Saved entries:
----

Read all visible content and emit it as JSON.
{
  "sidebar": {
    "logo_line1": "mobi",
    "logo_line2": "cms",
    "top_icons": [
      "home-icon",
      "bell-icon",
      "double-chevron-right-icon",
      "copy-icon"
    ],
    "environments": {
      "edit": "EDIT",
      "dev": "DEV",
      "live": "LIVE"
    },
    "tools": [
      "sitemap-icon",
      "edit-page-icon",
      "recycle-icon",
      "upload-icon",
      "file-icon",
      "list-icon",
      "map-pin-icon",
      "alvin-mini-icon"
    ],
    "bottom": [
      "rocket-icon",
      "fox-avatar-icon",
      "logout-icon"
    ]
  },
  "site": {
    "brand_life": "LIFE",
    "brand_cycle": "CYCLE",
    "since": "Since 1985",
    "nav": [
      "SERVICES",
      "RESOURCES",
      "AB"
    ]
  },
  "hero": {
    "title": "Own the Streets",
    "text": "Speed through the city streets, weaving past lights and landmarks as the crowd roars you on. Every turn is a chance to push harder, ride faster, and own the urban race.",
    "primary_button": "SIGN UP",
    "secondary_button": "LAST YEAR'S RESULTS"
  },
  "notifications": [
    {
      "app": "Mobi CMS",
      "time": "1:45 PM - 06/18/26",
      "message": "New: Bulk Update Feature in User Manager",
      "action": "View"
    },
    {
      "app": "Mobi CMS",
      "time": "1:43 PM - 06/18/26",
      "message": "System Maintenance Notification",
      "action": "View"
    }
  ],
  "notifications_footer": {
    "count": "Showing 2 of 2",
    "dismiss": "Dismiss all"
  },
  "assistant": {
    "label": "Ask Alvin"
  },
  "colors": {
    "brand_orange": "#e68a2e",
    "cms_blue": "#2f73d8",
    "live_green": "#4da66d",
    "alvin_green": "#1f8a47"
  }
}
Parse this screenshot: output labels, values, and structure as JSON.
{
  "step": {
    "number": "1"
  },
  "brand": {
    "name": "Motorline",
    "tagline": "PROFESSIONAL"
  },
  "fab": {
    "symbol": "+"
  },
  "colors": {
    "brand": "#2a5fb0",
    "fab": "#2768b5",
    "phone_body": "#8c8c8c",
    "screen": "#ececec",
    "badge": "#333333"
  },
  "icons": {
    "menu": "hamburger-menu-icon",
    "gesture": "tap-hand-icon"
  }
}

----

WHAT IS NEEDED: Your task is to transcribe the line containing "Parse this screenshot: output" and every line after it, through the last line of the data, exactly as written and with nothing more.

REPLY TO THE TASK:
Parse this screenshot: output labels, values, and structure as JSON.
{
  "step": {
    "number": "1"
  },
  "brand": {
    "name": "Motorline",
    "tagline": "PROFESSIONAL"
  },
  "fab": {
    "symbol": "+"
  },
  "colors": {
    "brand": "#2a5fb0",
    "fab": "#2768b5",
    "phone_body": "#8c8c8c",
    "screen": "#ececec",
    "badge": "#333333"
  },
  "icons": {
    "menu": "hamburger-menu-icon",
    "gesture": "tap-hand-icon"
  }
}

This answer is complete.